Data excerpts
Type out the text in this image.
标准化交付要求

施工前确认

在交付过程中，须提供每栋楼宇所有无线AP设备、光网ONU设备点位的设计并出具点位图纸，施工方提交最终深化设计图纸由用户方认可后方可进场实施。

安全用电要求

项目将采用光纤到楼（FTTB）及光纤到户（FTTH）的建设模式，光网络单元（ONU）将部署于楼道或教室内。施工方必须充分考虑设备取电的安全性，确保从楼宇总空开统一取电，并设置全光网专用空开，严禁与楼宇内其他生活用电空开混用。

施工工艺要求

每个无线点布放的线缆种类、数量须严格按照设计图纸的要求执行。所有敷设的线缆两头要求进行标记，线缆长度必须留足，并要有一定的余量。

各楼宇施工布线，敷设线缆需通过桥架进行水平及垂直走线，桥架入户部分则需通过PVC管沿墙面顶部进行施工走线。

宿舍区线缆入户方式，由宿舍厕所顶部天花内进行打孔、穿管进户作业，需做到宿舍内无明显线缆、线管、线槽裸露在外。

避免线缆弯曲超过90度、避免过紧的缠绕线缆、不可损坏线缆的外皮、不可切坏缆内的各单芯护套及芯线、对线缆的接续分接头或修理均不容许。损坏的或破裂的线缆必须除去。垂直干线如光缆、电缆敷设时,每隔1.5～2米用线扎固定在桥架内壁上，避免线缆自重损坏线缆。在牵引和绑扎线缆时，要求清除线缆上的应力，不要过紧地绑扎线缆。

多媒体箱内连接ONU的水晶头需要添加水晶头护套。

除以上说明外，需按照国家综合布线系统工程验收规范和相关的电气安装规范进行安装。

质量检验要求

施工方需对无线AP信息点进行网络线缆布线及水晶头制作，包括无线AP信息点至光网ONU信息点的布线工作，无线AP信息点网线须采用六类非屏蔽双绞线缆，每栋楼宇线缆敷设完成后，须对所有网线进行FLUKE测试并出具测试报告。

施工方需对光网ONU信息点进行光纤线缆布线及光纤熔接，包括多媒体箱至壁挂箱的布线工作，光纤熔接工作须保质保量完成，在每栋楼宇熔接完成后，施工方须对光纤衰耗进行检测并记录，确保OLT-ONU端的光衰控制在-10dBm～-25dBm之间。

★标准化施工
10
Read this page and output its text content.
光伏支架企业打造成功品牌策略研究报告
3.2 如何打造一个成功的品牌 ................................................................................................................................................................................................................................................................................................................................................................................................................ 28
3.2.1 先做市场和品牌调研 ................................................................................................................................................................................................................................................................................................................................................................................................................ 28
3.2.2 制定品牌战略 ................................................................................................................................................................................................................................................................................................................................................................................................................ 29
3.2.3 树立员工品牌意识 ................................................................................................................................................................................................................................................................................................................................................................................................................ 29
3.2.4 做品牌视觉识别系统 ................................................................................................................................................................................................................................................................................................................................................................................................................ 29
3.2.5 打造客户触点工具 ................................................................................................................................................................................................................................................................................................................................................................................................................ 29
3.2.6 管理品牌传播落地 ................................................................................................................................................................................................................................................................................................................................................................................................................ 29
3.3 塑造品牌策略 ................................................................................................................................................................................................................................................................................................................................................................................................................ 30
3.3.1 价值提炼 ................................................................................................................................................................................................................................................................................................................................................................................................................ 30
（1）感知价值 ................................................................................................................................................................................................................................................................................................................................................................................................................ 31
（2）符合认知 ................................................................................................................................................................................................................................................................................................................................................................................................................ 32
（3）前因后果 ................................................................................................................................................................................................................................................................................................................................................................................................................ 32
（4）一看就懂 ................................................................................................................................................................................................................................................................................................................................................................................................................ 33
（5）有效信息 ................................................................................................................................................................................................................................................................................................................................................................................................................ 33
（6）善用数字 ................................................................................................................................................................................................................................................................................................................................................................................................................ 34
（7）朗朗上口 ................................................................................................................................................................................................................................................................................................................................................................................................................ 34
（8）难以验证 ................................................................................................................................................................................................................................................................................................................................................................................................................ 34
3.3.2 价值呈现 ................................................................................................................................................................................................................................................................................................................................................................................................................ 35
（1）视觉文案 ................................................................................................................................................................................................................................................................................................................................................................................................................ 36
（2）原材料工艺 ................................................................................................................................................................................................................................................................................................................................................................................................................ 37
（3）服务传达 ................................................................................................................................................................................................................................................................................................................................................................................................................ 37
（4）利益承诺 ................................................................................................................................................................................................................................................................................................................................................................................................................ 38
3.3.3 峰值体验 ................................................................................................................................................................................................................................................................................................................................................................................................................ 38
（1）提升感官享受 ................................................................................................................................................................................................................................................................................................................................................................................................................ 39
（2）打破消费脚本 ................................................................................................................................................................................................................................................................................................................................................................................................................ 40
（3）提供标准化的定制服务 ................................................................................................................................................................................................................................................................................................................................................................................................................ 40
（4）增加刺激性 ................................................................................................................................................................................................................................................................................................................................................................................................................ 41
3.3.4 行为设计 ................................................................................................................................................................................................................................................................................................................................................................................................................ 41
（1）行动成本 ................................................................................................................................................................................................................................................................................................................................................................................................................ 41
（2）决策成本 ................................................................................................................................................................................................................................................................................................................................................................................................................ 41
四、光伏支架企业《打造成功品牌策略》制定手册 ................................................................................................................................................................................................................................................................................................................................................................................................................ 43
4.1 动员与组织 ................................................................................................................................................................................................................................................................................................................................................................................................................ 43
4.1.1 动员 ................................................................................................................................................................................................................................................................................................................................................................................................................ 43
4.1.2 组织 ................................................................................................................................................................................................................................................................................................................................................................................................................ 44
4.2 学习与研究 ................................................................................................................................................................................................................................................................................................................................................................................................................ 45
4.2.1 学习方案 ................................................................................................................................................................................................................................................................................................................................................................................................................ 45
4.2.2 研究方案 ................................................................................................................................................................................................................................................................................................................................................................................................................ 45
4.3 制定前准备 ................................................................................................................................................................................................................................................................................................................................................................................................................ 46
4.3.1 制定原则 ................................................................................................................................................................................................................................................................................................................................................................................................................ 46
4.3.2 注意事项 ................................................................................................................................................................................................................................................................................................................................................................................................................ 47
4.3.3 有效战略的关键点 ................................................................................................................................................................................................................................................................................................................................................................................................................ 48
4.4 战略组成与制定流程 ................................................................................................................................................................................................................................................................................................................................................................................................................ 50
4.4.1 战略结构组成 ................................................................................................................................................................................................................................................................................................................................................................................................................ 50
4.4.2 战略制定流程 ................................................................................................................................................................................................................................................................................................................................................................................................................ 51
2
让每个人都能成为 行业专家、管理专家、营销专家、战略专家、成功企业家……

* [What you need to do]:
Pull out all lines containing "text".

* [Response to this task]:
Type out the text in this image.
Read this page and output its text content.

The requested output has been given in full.